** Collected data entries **
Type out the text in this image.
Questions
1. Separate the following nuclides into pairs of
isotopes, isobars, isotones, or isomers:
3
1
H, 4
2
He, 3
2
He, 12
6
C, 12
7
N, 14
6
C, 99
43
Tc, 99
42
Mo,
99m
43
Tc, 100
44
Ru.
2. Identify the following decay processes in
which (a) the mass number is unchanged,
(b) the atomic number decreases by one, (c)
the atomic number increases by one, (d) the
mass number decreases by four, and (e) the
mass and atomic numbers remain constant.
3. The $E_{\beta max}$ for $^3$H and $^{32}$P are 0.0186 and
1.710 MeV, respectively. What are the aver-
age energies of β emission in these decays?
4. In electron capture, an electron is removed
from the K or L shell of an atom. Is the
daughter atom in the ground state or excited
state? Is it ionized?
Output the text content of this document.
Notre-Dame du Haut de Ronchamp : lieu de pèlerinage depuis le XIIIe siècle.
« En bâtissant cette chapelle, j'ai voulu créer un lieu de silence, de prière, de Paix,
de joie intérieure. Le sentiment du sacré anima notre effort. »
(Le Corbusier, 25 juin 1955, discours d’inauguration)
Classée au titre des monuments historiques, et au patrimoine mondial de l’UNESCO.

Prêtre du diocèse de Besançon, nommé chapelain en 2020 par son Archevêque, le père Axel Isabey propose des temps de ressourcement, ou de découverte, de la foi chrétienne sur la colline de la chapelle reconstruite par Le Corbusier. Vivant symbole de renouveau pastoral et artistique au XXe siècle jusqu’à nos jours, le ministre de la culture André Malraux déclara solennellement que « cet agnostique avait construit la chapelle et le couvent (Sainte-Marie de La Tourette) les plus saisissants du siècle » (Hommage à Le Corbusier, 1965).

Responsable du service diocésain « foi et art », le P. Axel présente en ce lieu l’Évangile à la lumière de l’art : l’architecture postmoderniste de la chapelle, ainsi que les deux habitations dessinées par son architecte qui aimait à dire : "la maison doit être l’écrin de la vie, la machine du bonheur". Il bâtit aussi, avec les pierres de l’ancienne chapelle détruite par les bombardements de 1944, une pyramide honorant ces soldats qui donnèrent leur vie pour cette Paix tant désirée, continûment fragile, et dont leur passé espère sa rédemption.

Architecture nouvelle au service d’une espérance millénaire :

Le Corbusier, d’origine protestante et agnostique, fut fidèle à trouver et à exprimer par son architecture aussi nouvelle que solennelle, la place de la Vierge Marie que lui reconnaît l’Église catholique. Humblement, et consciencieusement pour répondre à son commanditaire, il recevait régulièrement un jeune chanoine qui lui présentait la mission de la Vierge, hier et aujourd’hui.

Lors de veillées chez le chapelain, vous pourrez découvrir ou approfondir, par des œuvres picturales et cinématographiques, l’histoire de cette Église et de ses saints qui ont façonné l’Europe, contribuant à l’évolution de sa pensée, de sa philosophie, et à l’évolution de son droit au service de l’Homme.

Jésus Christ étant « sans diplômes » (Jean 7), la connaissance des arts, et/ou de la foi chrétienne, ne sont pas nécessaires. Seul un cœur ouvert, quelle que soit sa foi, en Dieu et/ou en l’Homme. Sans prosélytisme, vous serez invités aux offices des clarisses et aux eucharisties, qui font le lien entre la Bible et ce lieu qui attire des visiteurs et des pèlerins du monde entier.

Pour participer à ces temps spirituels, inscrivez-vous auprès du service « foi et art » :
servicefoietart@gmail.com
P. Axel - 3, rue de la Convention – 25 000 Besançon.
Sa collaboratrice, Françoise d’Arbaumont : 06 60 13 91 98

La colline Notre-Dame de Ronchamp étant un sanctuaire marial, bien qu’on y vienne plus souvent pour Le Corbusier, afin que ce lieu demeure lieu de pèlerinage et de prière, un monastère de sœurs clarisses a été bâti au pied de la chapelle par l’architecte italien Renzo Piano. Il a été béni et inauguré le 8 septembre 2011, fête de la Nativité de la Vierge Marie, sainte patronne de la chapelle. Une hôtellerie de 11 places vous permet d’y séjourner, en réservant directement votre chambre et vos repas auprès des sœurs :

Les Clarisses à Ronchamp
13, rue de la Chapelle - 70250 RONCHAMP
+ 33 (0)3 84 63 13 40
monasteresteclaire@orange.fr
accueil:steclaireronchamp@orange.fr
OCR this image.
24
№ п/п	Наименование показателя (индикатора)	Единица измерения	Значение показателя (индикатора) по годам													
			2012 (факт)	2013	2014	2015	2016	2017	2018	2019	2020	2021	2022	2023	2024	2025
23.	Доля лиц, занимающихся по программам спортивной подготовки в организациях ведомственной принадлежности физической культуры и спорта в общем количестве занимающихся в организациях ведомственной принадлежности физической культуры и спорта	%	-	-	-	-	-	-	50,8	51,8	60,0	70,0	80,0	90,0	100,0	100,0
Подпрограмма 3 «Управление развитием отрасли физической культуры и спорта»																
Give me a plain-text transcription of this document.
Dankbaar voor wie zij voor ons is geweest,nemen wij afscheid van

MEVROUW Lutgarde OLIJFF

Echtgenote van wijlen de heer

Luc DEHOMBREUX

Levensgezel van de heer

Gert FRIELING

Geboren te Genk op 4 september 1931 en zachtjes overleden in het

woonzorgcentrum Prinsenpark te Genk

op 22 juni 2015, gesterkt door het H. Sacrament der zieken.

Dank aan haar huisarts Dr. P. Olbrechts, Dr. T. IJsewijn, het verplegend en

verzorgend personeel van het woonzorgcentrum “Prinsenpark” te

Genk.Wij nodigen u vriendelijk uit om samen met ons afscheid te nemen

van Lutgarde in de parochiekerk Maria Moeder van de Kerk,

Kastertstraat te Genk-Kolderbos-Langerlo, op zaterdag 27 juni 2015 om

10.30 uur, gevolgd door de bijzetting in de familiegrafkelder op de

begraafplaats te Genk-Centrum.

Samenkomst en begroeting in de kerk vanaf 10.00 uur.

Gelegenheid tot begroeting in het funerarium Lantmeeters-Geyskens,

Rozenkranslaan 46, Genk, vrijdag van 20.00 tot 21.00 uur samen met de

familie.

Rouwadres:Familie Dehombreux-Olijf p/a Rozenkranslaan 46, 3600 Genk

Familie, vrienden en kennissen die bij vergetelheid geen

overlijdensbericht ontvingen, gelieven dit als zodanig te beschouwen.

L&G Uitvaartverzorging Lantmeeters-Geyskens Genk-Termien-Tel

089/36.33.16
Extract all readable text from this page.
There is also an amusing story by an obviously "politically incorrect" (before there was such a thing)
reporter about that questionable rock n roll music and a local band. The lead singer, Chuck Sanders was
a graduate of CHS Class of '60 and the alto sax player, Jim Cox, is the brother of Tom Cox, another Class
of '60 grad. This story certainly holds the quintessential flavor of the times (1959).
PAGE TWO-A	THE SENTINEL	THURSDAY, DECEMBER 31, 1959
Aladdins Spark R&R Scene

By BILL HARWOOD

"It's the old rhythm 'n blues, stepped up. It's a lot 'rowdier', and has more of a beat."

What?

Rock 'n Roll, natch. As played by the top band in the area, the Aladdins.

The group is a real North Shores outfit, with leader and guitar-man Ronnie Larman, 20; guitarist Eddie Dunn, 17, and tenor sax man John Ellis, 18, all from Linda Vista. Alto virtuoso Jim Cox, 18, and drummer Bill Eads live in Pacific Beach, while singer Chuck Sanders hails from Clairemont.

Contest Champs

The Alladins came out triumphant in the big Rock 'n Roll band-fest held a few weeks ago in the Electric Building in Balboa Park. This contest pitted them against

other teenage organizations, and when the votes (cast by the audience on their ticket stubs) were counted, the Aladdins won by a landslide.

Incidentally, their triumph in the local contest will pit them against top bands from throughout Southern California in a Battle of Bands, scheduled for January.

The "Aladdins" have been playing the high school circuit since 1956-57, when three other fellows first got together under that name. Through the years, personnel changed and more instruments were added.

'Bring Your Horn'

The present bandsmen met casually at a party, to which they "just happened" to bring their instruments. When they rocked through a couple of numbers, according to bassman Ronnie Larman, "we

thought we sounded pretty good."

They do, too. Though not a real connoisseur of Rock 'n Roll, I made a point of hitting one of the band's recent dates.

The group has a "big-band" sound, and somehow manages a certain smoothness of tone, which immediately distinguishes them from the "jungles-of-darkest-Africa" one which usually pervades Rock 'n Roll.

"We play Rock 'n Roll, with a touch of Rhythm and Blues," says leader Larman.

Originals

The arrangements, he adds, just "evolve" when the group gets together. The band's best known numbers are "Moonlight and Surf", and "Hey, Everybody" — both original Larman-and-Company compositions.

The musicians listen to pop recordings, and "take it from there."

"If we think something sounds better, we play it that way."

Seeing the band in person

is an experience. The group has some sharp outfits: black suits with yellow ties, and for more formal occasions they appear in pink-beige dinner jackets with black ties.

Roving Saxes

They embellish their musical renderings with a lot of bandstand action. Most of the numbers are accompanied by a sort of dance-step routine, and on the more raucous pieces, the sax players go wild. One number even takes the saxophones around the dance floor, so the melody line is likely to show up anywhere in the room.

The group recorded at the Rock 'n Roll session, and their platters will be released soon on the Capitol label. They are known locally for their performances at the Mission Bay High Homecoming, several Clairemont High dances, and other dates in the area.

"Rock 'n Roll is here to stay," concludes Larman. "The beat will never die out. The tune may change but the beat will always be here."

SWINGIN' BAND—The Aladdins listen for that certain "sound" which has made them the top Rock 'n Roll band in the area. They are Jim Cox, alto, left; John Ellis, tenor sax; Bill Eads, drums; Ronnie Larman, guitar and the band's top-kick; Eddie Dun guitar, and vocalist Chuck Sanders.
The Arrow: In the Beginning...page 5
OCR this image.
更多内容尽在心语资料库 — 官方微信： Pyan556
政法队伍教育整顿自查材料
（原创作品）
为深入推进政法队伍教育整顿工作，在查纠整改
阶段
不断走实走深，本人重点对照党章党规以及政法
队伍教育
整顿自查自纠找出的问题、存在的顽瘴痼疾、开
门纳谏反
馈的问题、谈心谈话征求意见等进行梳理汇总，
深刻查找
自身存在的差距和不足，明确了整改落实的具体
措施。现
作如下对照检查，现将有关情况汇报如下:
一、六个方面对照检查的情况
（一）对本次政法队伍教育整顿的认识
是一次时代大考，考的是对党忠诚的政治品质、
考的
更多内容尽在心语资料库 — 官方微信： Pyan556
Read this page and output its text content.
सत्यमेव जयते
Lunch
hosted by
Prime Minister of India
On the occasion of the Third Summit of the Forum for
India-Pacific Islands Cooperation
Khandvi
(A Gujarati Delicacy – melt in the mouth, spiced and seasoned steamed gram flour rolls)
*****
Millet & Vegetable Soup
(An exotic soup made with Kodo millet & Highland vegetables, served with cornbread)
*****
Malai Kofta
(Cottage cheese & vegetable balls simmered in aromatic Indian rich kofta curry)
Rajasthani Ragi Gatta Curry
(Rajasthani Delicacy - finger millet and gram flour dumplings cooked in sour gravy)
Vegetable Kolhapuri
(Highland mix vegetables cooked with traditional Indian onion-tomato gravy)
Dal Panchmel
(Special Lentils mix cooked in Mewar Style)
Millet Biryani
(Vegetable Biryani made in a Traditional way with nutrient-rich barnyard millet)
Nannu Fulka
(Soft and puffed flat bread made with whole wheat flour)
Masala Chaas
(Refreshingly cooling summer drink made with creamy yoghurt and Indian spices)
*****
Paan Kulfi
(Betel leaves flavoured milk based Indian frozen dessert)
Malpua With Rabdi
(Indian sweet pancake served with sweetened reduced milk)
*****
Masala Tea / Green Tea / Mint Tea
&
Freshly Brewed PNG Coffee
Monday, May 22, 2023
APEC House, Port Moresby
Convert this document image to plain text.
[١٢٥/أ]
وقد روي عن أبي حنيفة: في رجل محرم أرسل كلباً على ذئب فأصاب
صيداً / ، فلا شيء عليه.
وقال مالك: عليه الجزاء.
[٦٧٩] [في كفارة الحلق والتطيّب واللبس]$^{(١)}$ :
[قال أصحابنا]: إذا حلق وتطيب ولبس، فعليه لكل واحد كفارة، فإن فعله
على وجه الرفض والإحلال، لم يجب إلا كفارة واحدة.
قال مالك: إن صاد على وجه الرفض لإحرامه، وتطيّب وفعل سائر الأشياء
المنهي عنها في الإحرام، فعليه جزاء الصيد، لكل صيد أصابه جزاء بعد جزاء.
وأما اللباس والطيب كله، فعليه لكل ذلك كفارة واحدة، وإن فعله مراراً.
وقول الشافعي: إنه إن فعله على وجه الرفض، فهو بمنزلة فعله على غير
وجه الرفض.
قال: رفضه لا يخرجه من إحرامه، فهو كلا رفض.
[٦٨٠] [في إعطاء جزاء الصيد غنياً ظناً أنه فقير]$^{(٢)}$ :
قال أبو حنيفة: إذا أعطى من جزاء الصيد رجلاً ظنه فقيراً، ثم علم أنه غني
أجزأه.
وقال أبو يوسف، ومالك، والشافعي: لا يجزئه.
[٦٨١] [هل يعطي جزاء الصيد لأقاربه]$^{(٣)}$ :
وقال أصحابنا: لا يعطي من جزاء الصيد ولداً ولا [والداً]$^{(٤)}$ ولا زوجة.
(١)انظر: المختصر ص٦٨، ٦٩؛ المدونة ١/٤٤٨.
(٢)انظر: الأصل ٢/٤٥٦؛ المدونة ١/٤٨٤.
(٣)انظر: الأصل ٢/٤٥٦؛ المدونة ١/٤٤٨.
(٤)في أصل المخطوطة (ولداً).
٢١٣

** Your instructions **
Pull out all lines containing "Axel".

** Task answer **
Prêtre du diocèse de Besançon, nommé chapelain en 2020 par son Archevêque, le père Axel Isabey propose des temps de ressourcement, ou de découverte, de la foi chrétienne sur la colline de la chapelle reconstruite par Le Corbusier. Vivant symbole de renouveau pastoral et artistique au XXe siècle jusqu’à nos jours, le ministre de la culture André Malraux déclara solennellement que « cet agnostique avait construit la chapelle et le couvent (Sainte-Marie de La Tourette) les plus saisissants du siècle » (Hommage à Le Corbusier, 1965).
Responsable du service diocésain « foi et art », le P. Axel présente en ce lieu l’Évangile à la lumière de l’art : l’architecture postmoderniste de la chapelle, ainsi que les deux habitations dessinées par son architecte qui aimait à dire : "la maison doit être l’écrin de la vie, la machine du bonheur". Il bâtit aussi, avec les pierres de l’ancienne chapelle détruite par les bombardements de 1944, une pyramide honorant ces soldats qui donnèrent leur vie pour cette Paix tant désirée, continûment fragile, et dont leur passé espère sa rédemption.
P. Axel - 3, rue de la Convention – 25 000 Besançon.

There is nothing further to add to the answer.